◆ **Task goal**
Please give the entries again in full and exactly, without any picture.

◆ **Input rows**
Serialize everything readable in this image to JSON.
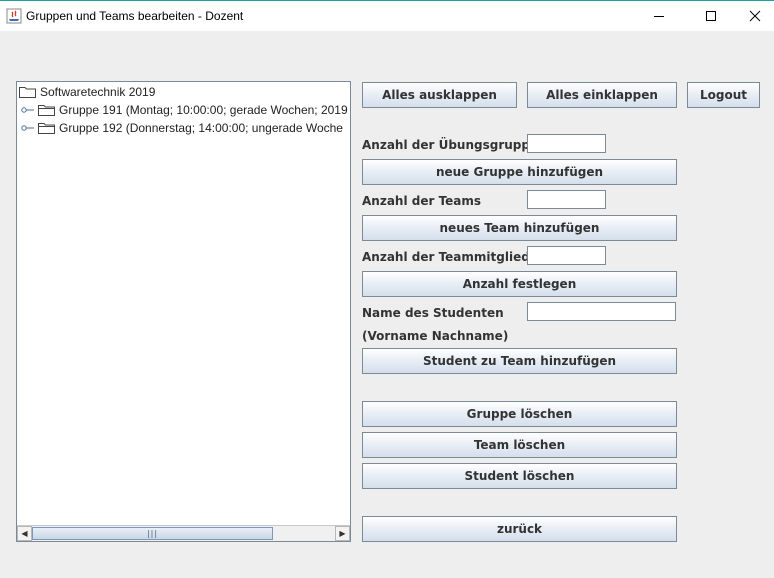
{
  "window": {
    "title": "Gruppen und Teams bearbeiten - Dozent"
  },
  "tree": {
    "root": "Softwaretechnik 2019",
    "children": [
      "Gruppe 191  (Montag; 10:00:00; gerade Wochen; 2019",
      "Gruppe 192  (Donnerstag; 14:00:00; ungerade Woche"
    ]
  },
  "toolbar": {
    "expand_all": "Alles ausklappen",
    "collapse_all": "Alles einklappen",
    "logout": "Logout"
  },
  "form": {
    "groups_count_label": "Anzahl der Übungsgruppen",
    "groups_count_value": "",
    "add_group": "neue Gruppe hinzufügen",
    "teams_count_label": "Anzahl der Teams",
    "teams_count_value": "",
    "add_team": "neues Team hinzufügen",
    "members_count_label": "Anzahl der Teammitglieder",
    "members_count_value": "",
    "set_count": "Anzahl festlegen",
    "student_name_label": "Name des Studenten",
    "student_name_hint": "(Vorname Nachname)",
    "student_name_value": "",
    "add_student_to_team": "Student zu Team hinzufügen",
    "delete_group": "Gruppe löschen",
    "delete_team": "Team löschen",
    "delete_student": "Student löschen",
    "back": "zurück"
  },
  "colors": {
    "window_bg": "#eeeeee",
    "button_border": "#7a8a99",
    "title_accent": "#1e9fa0"
  }
}
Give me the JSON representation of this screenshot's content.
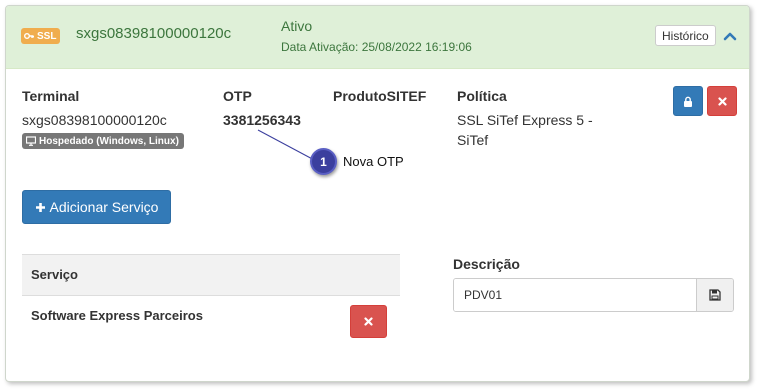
{
  "header": {
    "ssl_badge": "SSL",
    "code": "sxgs08398100000120c",
    "status": "Ativo",
    "activation_date": "Data Ativação: 25/08/2022 16:19:06",
    "historico_label": "Histórico"
  },
  "details": {
    "terminal_label": "Terminal",
    "terminal_value": "sxgs08398100000120c",
    "hosted_badge": "Hospedado (Windows, Linux)",
    "otp_label": "OTP",
    "otp_value": "3381256343",
    "produto_label": "ProdutoSITEF",
    "politica_label": "Política",
    "politica_line1": "SSL SiTef Express 5 -",
    "politica_line2": "SiTef"
  },
  "callout": {
    "number": "1",
    "text": "Nova OTP"
  },
  "actions": {
    "add_service_label": "Adicionar Serviço"
  },
  "services": {
    "header_label": "Serviço",
    "rows": [
      {
        "name": "Software Express Parceiros"
      }
    ]
  },
  "descricao": {
    "label": "Descrição",
    "value": "PDV01"
  },
  "icons": {
    "ssl": "key-icon",
    "hosted": "monitor-icon",
    "collapse": "chevron-up-icon",
    "lock": "lock-icon",
    "delete": "close-icon",
    "add": "plus-icon",
    "save": "floppy-disk-icon"
  },
  "colors": {
    "header_bg": "#dff0d8",
    "header_text": "#3c763d",
    "primary": "#337ab7",
    "danger": "#d9534f",
    "warning": "#f0ad4e",
    "callout": "#3b3f9e"
  }
}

◆ **Expected answer**
Serialize everything readable in this image to JSON.
{
  "window": {
    "title": "Gruppen und Teams bearbeiten - Dozent"
  },
  "tree": {
    "root": "Softwaretechnik 2019",
    "children": [
      "Gruppe 191  (Montag; 10:00:00; gerade Wochen; 2019",
      "Gruppe 192  (Donnerstag; 14:00:00; ungerade Woche"
    ]
  },
  "toolbar": {
    "expand_all": "Alles ausklappen",
    "collapse_all": "Alles einklappen",
    "logout": "Logout"
  },
  "form": {
    "groups_count_label": "Anzahl der Übungsgruppen",
    "groups_count_value": "",
    "add_group": "neue Gruppe hinzufügen",
    "teams_count_label": "Anzahl der Teams",
    "teams_count_value": "",
    "add_team": "neues Team hinzufügen",
    "members_count_label": "Anzahl der Teammitglieder",
    "members_count_value": "",
    "set_count": "Anzahl festlegen",
    "student_name_label": "Name des Studenten",
    "student_name_hint": "(Vorname Nachname)",
    "student_name_value": "",
    "add_student_to_team": "Student zu Team hinzufügen",
    "delete_group": "Gruppe löschen",
    "delete_team": "Team löschen",
    "delete_student": "Student löschen",
    "back": "zurück"
  },
  "colors": {
    "window_bg": "#eeeeee",
    "button_border": "#7a8a99",
    "title_accent": "#1e9fa0"
  }
}
Give me the JSON representation of this screenshot's content.
{
  "header": {
    "ssl_badge": "SSL",
    "code": "sxgs08398100000120c",
    "status": "Ativo",
    "activation_date": "Data Ativação: 25/08/2022 16:19:06",
    "historico_label": "Histórico"
  },
  "details": {
    "terminal_label": "Terminal",
    "terminal_value": "sxgs08398100000120c",
    "hosted_badge": "Hospedado (Windows, Linux)",
    "otp_label": "OTP",
    "otp_value": "3381256343",
    "produto_label": "ProdutoSITEF",
    "politica_label": "Política",
    "politica_line1": "SSL SiTef Express 5 -",
    "politica_line2": "SiTef"
  },
  "callout": {
    "number": "1",
    "text": "Nova OTP"
  },
  "actions": {
    "add_service_label": "Adicionar Serviço"
  },
  "services": {
    "header_label": "Serviço",
    "rows": [
      {
        "name": "Software Express Parceiros"
      }
    ]
  },
  "descricao": {
    "label": "Descrição",
    "value": "PDV01"
  },
  "icons": {
    "ssl": "key-icon",
    "hosted": "monitor-icon",
    "collapse": "chevron-up-icon",
    "lock": "lock-icon",
    "delete": "close-icon",
    "add": "plus-icon",
    "save": "floppy-disk-icon"
  },
  "colors": {
    "header_bg": "#dff0d8",
    "header_text": "#3c763d",
    "primary": "#337ab7",
    "danger": "#d9534f",
    "warning": "#f0ad4e",
    "callout": "#3b3f9e"
  }
}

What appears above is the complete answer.